What to work on - Find the string "beszerzési" and gather every line that holds it.

Data for this task -
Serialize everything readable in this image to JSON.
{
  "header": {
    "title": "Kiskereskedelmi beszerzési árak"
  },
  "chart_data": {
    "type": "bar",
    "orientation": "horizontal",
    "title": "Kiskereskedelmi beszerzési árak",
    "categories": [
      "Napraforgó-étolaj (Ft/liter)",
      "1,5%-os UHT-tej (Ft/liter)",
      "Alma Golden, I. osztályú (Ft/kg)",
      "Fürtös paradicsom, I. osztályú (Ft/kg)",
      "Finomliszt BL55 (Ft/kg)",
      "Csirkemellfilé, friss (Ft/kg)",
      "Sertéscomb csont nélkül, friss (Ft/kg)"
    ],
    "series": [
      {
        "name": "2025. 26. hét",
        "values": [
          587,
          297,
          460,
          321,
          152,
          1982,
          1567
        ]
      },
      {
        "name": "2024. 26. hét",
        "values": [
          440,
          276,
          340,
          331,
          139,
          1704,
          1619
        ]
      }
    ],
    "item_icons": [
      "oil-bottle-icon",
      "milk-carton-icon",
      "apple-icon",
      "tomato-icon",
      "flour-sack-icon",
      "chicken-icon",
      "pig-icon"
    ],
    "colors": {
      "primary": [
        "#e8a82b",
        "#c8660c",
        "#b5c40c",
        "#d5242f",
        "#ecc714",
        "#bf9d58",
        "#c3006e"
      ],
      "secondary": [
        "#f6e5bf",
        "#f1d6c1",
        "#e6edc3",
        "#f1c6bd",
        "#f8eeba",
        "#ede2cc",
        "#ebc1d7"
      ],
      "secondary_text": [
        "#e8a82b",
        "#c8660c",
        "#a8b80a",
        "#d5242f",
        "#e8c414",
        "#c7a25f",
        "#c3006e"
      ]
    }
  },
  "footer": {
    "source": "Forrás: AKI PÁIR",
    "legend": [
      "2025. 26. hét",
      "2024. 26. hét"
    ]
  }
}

Result of the exercise -
    "title": "Kiskereskedelmi beszerzési árak"
    "title": "Kiskereskedelmi beszerzési árak",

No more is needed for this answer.